Written task: Restate the entries below word for word, omitting nothing.

Dataset listings of figures:
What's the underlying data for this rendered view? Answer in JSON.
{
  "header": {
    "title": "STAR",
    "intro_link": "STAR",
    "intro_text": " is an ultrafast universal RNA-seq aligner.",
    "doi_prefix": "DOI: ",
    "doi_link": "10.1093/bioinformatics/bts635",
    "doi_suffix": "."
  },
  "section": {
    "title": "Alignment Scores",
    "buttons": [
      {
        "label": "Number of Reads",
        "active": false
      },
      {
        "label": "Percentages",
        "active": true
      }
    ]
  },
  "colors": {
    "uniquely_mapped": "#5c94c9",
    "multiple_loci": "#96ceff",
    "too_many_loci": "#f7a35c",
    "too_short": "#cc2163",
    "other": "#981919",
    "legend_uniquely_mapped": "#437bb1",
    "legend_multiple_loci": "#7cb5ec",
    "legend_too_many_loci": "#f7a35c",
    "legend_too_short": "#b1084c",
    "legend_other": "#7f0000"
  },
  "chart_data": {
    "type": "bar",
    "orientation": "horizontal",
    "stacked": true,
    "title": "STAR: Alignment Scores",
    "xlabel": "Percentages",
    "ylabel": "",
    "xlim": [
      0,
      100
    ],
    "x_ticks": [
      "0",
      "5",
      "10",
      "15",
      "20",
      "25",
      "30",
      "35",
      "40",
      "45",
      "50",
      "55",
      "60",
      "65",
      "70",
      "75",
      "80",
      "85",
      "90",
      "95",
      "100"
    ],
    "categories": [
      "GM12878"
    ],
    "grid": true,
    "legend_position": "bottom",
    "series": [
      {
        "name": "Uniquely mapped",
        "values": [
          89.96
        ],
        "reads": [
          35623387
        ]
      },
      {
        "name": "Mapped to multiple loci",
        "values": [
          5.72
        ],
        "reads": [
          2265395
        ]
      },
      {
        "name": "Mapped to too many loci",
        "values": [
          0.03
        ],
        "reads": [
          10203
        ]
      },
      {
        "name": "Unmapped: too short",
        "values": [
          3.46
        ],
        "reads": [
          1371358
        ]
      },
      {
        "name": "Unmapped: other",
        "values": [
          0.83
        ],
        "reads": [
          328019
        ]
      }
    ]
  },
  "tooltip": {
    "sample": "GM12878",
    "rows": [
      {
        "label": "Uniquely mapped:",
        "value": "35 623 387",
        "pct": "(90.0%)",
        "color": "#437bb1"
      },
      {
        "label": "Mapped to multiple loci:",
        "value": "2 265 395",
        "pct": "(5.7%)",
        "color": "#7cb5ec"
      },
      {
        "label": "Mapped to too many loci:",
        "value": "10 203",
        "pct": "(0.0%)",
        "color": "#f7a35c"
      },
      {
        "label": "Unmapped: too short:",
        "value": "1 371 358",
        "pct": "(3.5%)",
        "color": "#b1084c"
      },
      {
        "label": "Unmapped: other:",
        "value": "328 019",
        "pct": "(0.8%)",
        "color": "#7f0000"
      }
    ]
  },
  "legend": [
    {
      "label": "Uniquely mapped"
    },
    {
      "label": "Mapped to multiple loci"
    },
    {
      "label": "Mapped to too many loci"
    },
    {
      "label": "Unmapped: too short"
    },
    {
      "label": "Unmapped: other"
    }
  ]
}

Complete output:
What's the underlying data for this rendered view? Answer in JSON.
{
  "header": {
    "title": "STAR",
    "intro_link": "STAR",
    "intro_text": " is an ultrafast universal RNA-seq aligner.",
    "doi_prefix": "DOI: ",
    "doi_link": "10.1093/bioinformatics/bts635",
    "doi_suffix": "."
  },
  "section": {
    "title": "Alignment Scores",
    "buttons": [
      {
        "label": "Number of Reads",
        "active": false
      },
      {
        "label": "Percentages",
        "active": true
      }
    ]
  },
  "colors": {
    "uniquely_mapped": "#5c94c9",
    "multiple_loci": "#96ceff",
    "too_many_loci": "#f7a35c",
    "too_short": "#cc2163",
    "other": "#981919",
    "legend_uniquely_mapped": "#437bb1",
    "legend_multiple_loci": "#7cb5ec",
    "legend_too_many_loci": "#f7a35c",
    "legend_too_short": "#b1084c",
    "legend_other": "#7f0000"
  },
  "chart_data": {
    "type": "bar",
    "orientation": "horizontal",
    "stacked": true,
    "title": "STAR: Alignment Scores",
    "xlabel": "Percentages",
    "ylabel": "",
    "xlim": [
      0,
      100
    ],
    "x_ticks": [
      "0",
      "5",
      "10",
      "15",
      "20",
      "25",
      "30",
      "35",
      "40",
      "45",
      "50",
      "55",
      "60",
      "65",
      "70",
      "75",
      "80",
      "85",
      "90",
      "95",
      "100"
    ],
    "categories": [
      "GM12878"
    ],
    "grid": true,
    "legend_position": "bottom",
    "series": [
      {
        "name": "Uniquely mapped",
        "values": [
          89.96
        ],
        "reads": [
          35623387
        ]
      },
      {
        "name": "Mapped to multiple loci",
        "values": [
          5.72
        ],
        "reads": [
          2265395
        ]
      },
      {
        "name": "Mapped to too many loci",
        "values": [
          0.03
        ],
        "reads": [
          10203
        ]
      },
      {
        "name": "Unmapped: too short",
        "values": [
          3.46
        ],
        "reads": [
          1371358
        ]
      },
      {
        "name": "Unmapped: other",
        "values": [
          0.83
        ],
        "reads": [
          328019
        ]
      }
    ]
  },
  "tooltip": {
    "sample": "GM12878",
    "rows": [
      {
        "label": "Uniquely mapped:",
        "value": "35 623 387",
        "pct": "(90.0%)",
        "color": "#437bb1"
      },
      {
        "label": "Mapped to multiple loci:",
        "value": "2 265 395",
        "pct": "(5.7%)",
        "color": "#7cb5ec"
      },
      {
        "label": "Mapped to too many loci:",
        "value": "10 203",
        "pct": "(0.0%)",
        "color": "#f7a35c"
      },
      {
        "label": "Unmapped: too short:",
        "value": "1 371 358",
        "pct": "(3.5%)",
        "color": "#b1084c"
      },
      {
        "label": "Unmapped: other:",
        "value": "328 019",
        "pct": "(0.8%)",
        "color": "#7f0000"
      }
    ]
  },
  "legend": [
    {
      "label": "Uniquely mapped"
    },
    {
      "label": "Mapped to multiple loci"
    },
    {
      "label": "Mapped to too many loci"
    },
    {
      "label": "Unmapped: too short"
    },
    {
      "label": "Unmapped: other"
    }
  ]
}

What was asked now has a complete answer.